*TO DO:* Identify every line in the records below that contains the word "followers", and reproduce each one.

*EXERCISE INPUTS:*
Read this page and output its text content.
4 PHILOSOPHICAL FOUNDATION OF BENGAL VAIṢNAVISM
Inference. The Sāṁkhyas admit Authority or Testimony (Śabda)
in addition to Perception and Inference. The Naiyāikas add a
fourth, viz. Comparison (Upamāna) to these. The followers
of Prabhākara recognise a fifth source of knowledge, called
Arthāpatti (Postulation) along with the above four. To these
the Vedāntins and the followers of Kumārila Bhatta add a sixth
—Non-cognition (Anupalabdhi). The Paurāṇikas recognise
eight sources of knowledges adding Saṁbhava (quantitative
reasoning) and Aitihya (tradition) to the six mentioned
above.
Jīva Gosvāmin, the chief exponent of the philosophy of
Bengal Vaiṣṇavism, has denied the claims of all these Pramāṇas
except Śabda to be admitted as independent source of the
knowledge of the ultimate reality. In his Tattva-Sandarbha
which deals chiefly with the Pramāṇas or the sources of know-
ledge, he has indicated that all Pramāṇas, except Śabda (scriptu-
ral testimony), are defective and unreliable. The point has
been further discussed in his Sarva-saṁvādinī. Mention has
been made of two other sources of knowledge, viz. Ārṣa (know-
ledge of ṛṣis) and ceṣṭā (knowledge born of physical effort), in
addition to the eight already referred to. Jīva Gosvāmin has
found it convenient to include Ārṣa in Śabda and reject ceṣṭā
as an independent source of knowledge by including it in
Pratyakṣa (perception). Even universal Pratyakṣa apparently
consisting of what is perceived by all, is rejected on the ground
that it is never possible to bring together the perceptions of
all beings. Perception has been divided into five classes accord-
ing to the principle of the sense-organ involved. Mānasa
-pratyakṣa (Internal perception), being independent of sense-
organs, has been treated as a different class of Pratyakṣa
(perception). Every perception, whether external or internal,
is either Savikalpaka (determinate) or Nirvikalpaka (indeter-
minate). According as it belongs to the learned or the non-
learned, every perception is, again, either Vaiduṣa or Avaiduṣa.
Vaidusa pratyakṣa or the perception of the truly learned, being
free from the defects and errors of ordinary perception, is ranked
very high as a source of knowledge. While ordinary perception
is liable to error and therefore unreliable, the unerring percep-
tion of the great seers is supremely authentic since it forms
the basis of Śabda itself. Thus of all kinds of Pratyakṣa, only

*REPLY TO THE EXERCISE:*
fourth, viz. Comparison (Upamāna) to these. The followers
the Vedāntins and the followers of Kumārila Bhatta add a sixth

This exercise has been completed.